Go through the listing below and gather every line with the word "trigger".

:: Structured figure records ::
★ ★ ★ ★
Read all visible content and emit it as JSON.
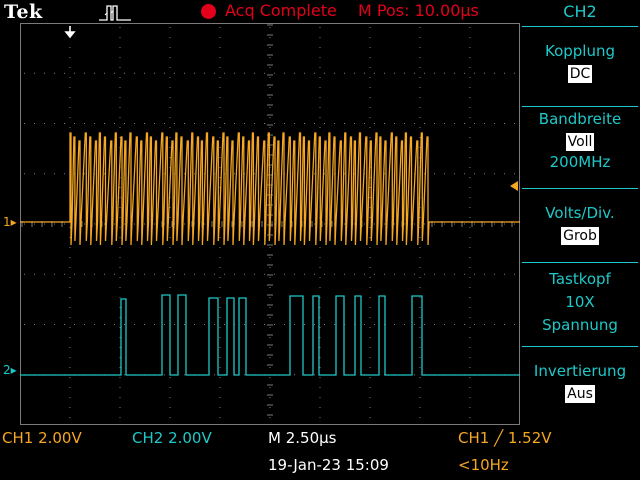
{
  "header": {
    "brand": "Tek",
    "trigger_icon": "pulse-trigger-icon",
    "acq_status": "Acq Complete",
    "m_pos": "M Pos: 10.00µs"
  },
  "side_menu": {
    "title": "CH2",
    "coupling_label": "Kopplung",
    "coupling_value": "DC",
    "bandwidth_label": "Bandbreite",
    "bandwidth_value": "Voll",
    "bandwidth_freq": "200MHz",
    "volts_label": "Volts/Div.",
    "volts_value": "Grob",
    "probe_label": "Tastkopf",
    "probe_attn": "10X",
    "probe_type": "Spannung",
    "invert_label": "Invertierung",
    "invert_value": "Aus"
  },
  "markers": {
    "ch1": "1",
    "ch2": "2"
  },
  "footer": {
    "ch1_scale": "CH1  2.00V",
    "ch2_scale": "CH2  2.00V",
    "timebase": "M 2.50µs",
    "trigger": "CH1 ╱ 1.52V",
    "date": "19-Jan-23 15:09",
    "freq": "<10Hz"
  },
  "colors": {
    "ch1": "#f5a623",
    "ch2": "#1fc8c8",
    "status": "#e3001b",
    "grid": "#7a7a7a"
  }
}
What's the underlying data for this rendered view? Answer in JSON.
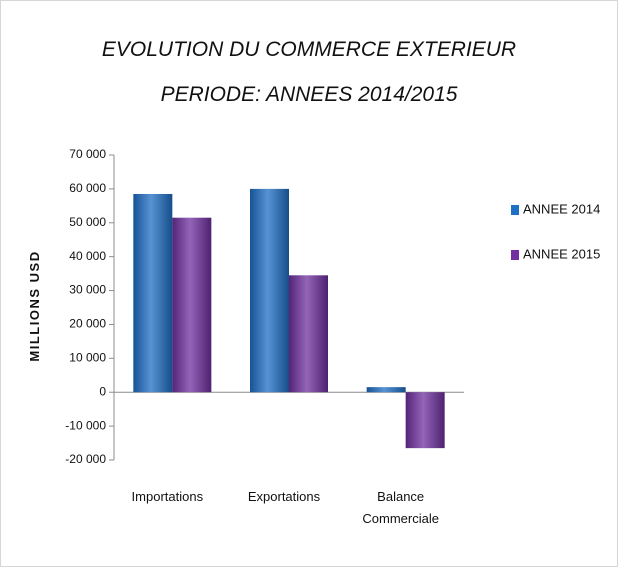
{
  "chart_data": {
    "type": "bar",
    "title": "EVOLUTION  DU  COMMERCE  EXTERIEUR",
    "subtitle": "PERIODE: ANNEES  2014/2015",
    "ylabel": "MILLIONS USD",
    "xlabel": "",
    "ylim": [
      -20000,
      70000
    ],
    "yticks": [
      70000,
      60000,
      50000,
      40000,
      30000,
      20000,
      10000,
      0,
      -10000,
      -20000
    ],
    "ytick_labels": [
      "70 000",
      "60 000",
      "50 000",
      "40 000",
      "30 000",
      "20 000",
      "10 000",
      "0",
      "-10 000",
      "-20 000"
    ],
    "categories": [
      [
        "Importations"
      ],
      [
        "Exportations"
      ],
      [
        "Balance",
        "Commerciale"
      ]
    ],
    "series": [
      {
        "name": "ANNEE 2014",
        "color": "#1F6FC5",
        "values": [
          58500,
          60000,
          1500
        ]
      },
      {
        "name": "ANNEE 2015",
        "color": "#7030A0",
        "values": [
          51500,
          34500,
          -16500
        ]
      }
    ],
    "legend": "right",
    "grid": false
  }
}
★ ★ ★ ★
:: Result of the task ::
    "trigger_icon": "pulse-trigger-icon",
    "trigger": "CH1 ╱ 1.52V",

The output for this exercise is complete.